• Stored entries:
--- --- ---
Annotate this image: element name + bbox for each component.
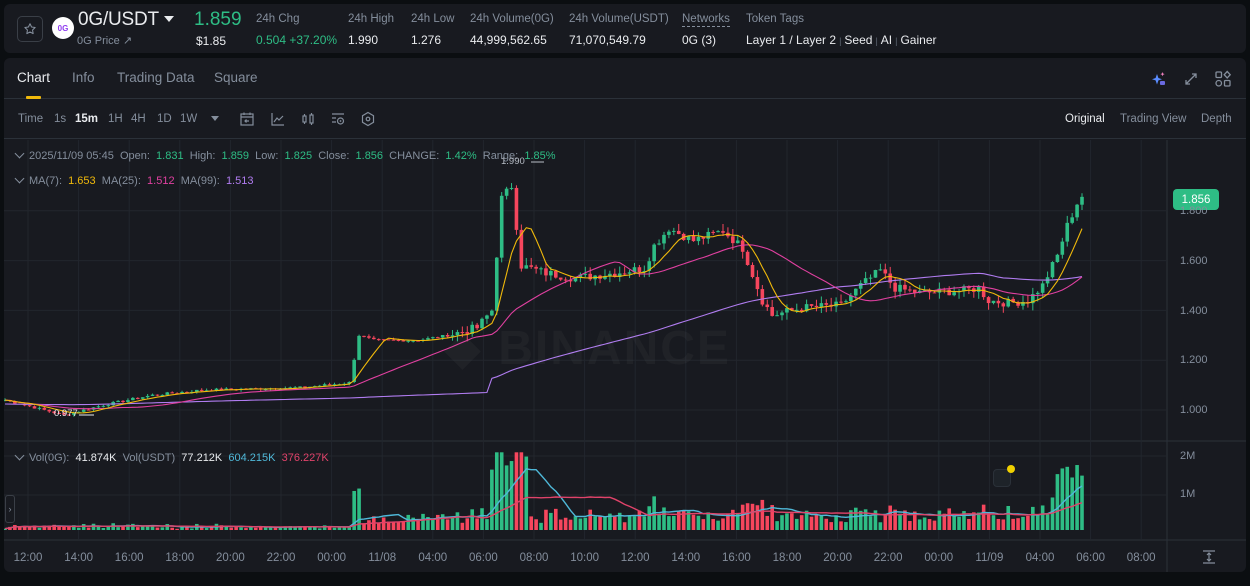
token-tag[interactable]: Gainer <box>900 33 937 47</box>
x-axis-label: 14:00 <box>671 552 701 564</box>
x-axis-label: 00:00 <box>317 552 346 564</box>
low-marker: 0.977 <box>54 408 78 419</box>
usd-price: $1.85 <box>196 34 227 48</box>
x-axis-label: 12:00 <box>13 552 43 564</box>
notification-icon[interactable] <box>993 469 1011 487</box>
hexagon-settings-icon[interactable] <box>360 111 376 127</box>
last-price: 1.859 <box>194 9 242 30</box>
collapse-chevron-icon[interactable] <box>14 173 25 184</box>
binance-watermark: ◆ BINANCE <box>444 320 731 376</box>
tab-info[interactable]: Info <box>72 70 95 85</box>
interval-1d[interactable]: 1D <box>157 113 172 125</box>
x-axis-label: 12:00 <box>620 552 650 564</box>
x-axis-label: 22:00 <box>873 552 903 564</box>
token-tags-list: Layer 1 / Layer 2 | Seed | AI | Gainer <box>746 33 937 47</box>
x-axis-label: 18:00 <box>165 552 195 564</box>
chart-tabs: Chart Info Trading Data Square <box>4 58 1246 99</box>
stat-24h-volume-base: 24h Volume(0G) 44,999,562.65 <box>470 13 554 47</box>
candle-type-icon[interactable] <box>300 111 316 127</box>
interval-dropdown-icon[interactable] <box>211 116 219 121</box>
chart-toolbar: Time 1s 15m 1H 4H 1D 1W Original Trading… <box>4 100 1246 139</box>
ohlc-legend: 2025/11/09 05:45 Open: 1.831 High: 1.859… <box>14 148 556 162</box>
expand-sidebar-button[interactable]: › <box>5 495 15 523</box>
calendar-icon[interactable] <box>239 111 255 127</box>
x-axis-label: 00:00 <box>924 552 954 564</box>
stat-token-tags: Token Tags Layer 1 / Layer 2 | Seed | AI | Gai… <box>746 13 937 47</box>
interval-1s[interactable]: 1s <box>54 113 67 125</box>
x-axis-label: 06:00 <box>469 552 498 564</box>
stat-24h-high: 24h High 1.990 <box>348 13 395 47</box>
x-axis-label: 22:00 <box>266 552 296 564</box>
x-axis-label: 16:00 <box>722 552 751 564</box>
notification-dot <box>1007 465 1015 473</box>
chart-panel: Chart Info Trading Data Square Time 1s 1… <box>4 58 1246 572</box>
pair-selector[interactable]: 0G/USDT <box>78 9 159 30</box>
collapse-chevron-icon[interactable] <box>14 148 25 159</box>
stat-24h-low: 24h Low 1.276 <box>411 13 455 47</box>
ticker-header: 0G 0G/USDT 0G Price ↗ 1.859 $1.85 24h Ch… <box>4 4 1246 53</box>
x-axis-label: 11/08 <box>368 552 397 564</box>
stat-24h-change: 24h Chg 0.504 +37.20% <box>256 13 338 47</box>
token-logo: 0G <box>52 17 74 39</box>
token-tag[interactable]: Layer 1 / Layer 2 <box>746 33 837 47</box>
high-marker: 1.990 <box>501 156 525 167</box>
tab-trading-data[interactable]: Trading Data <box>117 70 195 85</box>
x-axis-label: 10:00 <box>570 552 599 564</box>
y-axis-label: 1.000 <box>1180 404 1208 416</box>
x-axis-label: 11/09 <box>975 552 1004 564</box>
collapse-chevron-icon[interactable] <box>14 450 25 461</box>
layout-grid-icon[interactable] <box>1214 70 1232 88</box>
interval-4h[interactable]: 4H <box>131 113 146 125</box>
volume-legend: Vol(0G): 41.874K Vol(USDT) 77.212K 604.2… <box>14 450 329 464</box>
stat-24h-volume-quote: 24h Volume(USDT) 71,070,549.79 <box>569 13 669 47</box>
x-axis-label: 04:00 <box>1025 552 1055 564</box>
auto-scale-icon[interactable] <box>1202 550 1216 564</box>
interval-1w[interactable]: 1W <box>180 113 198 125</box>
y-axis-label: 1.800 <box>1180 205 1208 217</box>
x-axis-label: 16:00 <box>114 552 144 564</box>
x-axis-label: 08:00 <box>519 552 549 564</box>
fullscreen-icon[interactable] <box>1182 70 1200 88</box>
y-axis-label: 1.400 <box>1180 305 1208 317</box>
pair-dropdown-icon[interactable] <box>164 16 174 22</box>
x-axis-label: 04:00 <box>418 552 448 564</box>
x-axis-label: 14:00 <box>64 552 93 564</box>
ai-sparkle-icon[interactable] <box>1150 70 1168 88</box>
interval-15m[interactable]: 15m <box>75 113 99 125</box>
tab-square[interactable]: Square <box>214 70 258 85</box>
y-axis-label: 1.600 <box>1180 255 1208 267</box>
candlestick-canvas[interactable] <box>4 140 1246 572</box>
current-price-tag: 1.856 <box>1173 189 1219 210</box>
view-trading-view[interactable]: Trading View <box>1120 113 1187 125</box>
view-depth[interactable]: Depth <box>1201 113 1232 125</box>
interval-1h[interactable]: 1H <box>108 113 123 125</box>
volume-axis-label: 1M <box>1180 488 1196 500</box>
ma-legend: MA(7): 1.653 MA(25): 1.512 MA(99): 1.513 <box>14 173 253 187</box>
x-axis-label: 18:00 <box>772 552 802 564</box>
active-tab-indicator <box>26 96 41 99</box>
kline-chart[interactable]: ◆ BINANCE 2025/11/09 05:45 Open: 1.831 H… <box>4 140 1246 572</box>
x-axis-label: 20:00 <box>823 552 852 564</box>
favorite-button[interactable] <box>17 16 43 42</box>
tab-chart[interactable]: Chart <box>17 70 51 85</box>
x-axis-label: 08:00 <box>1126 552 1156 564</box>
token-tag[interactable]: Seed <box>844 33 873 47</box>
stat-networks[interactable]: Networks 0G (3) <box>682 13 730 47</box>
indicators-icon[interactable] <box>270 111 286 127</box>
token-price-link[interactable]: 0G Price ↗ <box>77 35 133 47</box>
time-label[interactable]: Time <box>18 113 44 125</box>
star-icon <box>24 23 36 35</box>
y-axis-label: 1.200 <box>1180 354 1208 366</box>
chart-settings-icon[interactable] <box>330 111 346 127</box>
x-axis-label: 20:00 <box>216 552 245 564</box>
view-original[interactable]: Original <box>1065 113 1105 125</box>
token-tag[interactable]: AI <box>880 33 893 47</box>
x-axis-label: 06:00 <box>1076 552 1105 564</box>
volume-axis-label: 2M <box>1180 450 1196 462</box>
--- --- ---
• WRITTEN PROBLEM: Print every line of the stored entries above exactly as it appears, covering all entries but leaving out the pictures.

• RESPONSE BELOW:
Annotate this image: element name + bbox for each component.
token-tag[interactable]: Gainer <box>900 33 937 47</box>
x-axis-label: 14:00 <box>671 552 701 564</box>
x-axis-label: 00:00 <box>317 552 346 564</box>
low-marker: 0.977 <box>54 408 78 419</box>
usd-price: $1.85 <box>196 34 227 48</box>
x-axis-label: 12:00 <box>13 552 43 564</box>
notification-icon[interactable] <box>993 469 1011 487</box>
hexagon-settings-icon[interactable] <box>360 111 376 127</box>
last-price: 1.859 <box>194 9 242 30</box>
collapse-chevron-icon[interactable] <box>14 173 25 184</box>
binance-watermark: ◆ BINANCE <box>444 320 731 376</box>
tab-info[interactable]: Info <box>72 70 95 85</box>
interval-1d[interactable]: 1D <box>157 113 172 125</box>
x-axis-label: 12:00 <box>620 552 650 564</box>
x-axis-label: 22:00 <box>873 552 903 564</box>
token-tags-list: Layer 1 / Layer 2 | Seed | AI | Gainer <box>746 33 937 47</box>
x-axis-label: 18:00 <box>165 552 195 564</box>
chart-tabs: Chart Info Trading Data Square <box>4 58 1246 99</box>
stat-24h-volume-base: 24h Volume(0G) 44,999,562.65 <box>470 13 554 47</box>
candle-type-icon[interactable] <box>300 111 316 127</box>
interval-dropdown-icon[interactable] <box>211 116 219 121</box>
chart-toolbar: Time 1s 15m 1H 4H 1D 1W Original Trading… <box>4 100 1246 139</box>
ohlc-legend: 2025/11/09 05:45 Open: 1.831 High: 1.859… <box>14 148 556 162</box>
expand-sidebar-button[interactable]: › <box>5 495 15 523</box>
calendar-icon[interactable] <box>239 111 255 127</box>
x-axis-label: 00:00 <box>924 552 954 564</box>
stat-token-tags: Token Tags Layer 1 / Layer 2 | Seed | AI | Gai… <box>746 13 937 47</box>
interval-1s[interactable]: 1s <box>54 113 67 125</box>
x-axis-label: 06:00 <box>469 552 498 564</box>
stat-24h-high: 24h High 1.990 <box>348 13 395 47</box>
x-axis-label: 22:00 <box>266 552 296 564</box>
x-axis-label: 16:00 <box>722 552 751 564</box>
notification-dot <box>1007 465 1015 473</box>
chart-panel: Chart Info Trading Data Square Time 1s 1… <box>4 58 1246 572</box>
pair-selector[interactable]: 0G/USDT <box>78 9 159 30</box>
collapse-chevron-icon[interactable] <box>14 148 25 159</box>
stat-24h-low: 24h Low 1.276 <box>411 13 455 47</box>
ticker-header: 0G 0G/USDT 0G Price ↗ 1.859 $1.85 24h Ch… <box>4 4 1246 53</box>
x-axis-label: 11/08 <box>368 552 397 564</box>
stat-24h-change: 24h Chg 0.504 +37.20% <box>256 13 338 47</box>
token-logo: 0G <box>52 17 74 39</box>
token-tag[interactable]: Layer 1 / Layer 2 <box>746 33 837 47</box>
high-marker: 1.990 <box>501 156 525 167</box>
tab-trading-data[interactable]: Trading Data <box>117 70 195 85</box>
x-axis-label: 10:00 <box>570 552 599 564</box>
y-axis-label: 1.000 <box>1180 404 1208 416</box>
x-axis-label: 11/09 <box>975 552 1004 564</box>
collapse-chevron-icon[interactable] <box>14 450 25 461</box>
layout-grid-icon[interactable] <box>1214 70 1232 88</box>
interval-4h[interactable]: 4H <box>131 113 146 125</box>
volume-legend: Vol(0G): 41.874K Vol(USDT) 77.212K 604.2… <box>14 450 329 464</box>
stat-24h-volume-quote: 24h Volume(USDT) 71,070,549.79 <box>569 13 669 47</box>
x-axis-label: 04:00 <box>1025 552 1055 564</box>
auto-scale-icon[interactable] <box>1202 550 1216 564</box>
interval-1w[interactable]: 1W <box>180 113 198 125</box>
y-axis-label: 1.800 <box>1180 205 1208 217</box>
x-axis-label: 16:00 <box>114 552 144 564</box>
x-axis-label: 08:00 <box>519 552 549 564</box>
fullscreen-icon[interactable] <box>1182 70 1200 88</box>
y-axis-label: 1.400 <box>1180 305 1208 317</box>
pair-dropdown-icon[interactable] <box>164 16 174 22</box>
x-axis-label: 04:00 <box>418 552 448 564</box>
x-axis-label: 14:00 <box>64 552 93 564</box>
ai-sparkle-icon[interactable] <box>1150 70 1168 88</box>
interval-15m[interactable]: 15m <box>75 113 99 125</box>
tab-square[interactable]: Square <box>214 70 258 85</box>
y-axis-label: 1.600 <box>1180 255 1208 267</box>
candlestick-canvas[interactable] <box>4 140 1246 572</box>
current-price-tag: 1.856 <box>1173 189 1219 210</box>
view-trading-view[interactable]: Trading View <box>1120 113 1187 125</box>
view-depth[interactable]: Depth <box>1201 113 1232 125</box>
interval-1h[interactable]: 1H <box>108 113 123 125</box>
volume-axis-label: 1M <box>1180 488 1196 500</box>
ma-legend: MA(7): 1.653 MA(25): 1.512 MA(99): 1.513 <box>14 173 253 187</box>
x-axis-label: 18:00 <box>772 552 802 564</box>
active-tab-indicator <box>26 96 41 99</box>
kline-chart[interactable]: ◆ BINANCE 2025/11/09 05:45 Open: 1.831 H… <box>4 140 1246 572</box>
x-axis-label: 20:00 <box>823 552 852 564</box>
favorite-button[interactable] <box>17 16 43 42</box>
tab-chart[interactable]: Chart <box>17 70 51 85</box>
x-axis-label: 08:00 <box>1126 552 1156 564</box>
token-tag[interactable]: Seed <box>844 33 873 47</box>
stat-networks[interactable]: Networks 0G (3) <box>682 13 730 47</box>
indicators-icon[interactable] <box>270 111 286 127</box>
token-price-link[interactable]: 0G Price ↗ <box>77 35 133 47</box>
time-label[interactable]: Time <box>18 113 44 125</box>
star-icon <box>24 23 36 35</box>
y-axis-label: 1.200 <box>1180 354 1208 366</box>
chart-settings-icon[interactable] <box>330 111 346 127</box>
x-axis-label: 20:00 <box>216 552 245 564</box>
view-original[interactable]: Original <box>1065 113 1105 125</box>
token-tag[interactable]: AI <box>880 33 893 47</box>
x-axis-label: 06:00 <box>1076 552 1105 564</box>
volume-axis-label: 2M <box>1180 450 1196 462</box>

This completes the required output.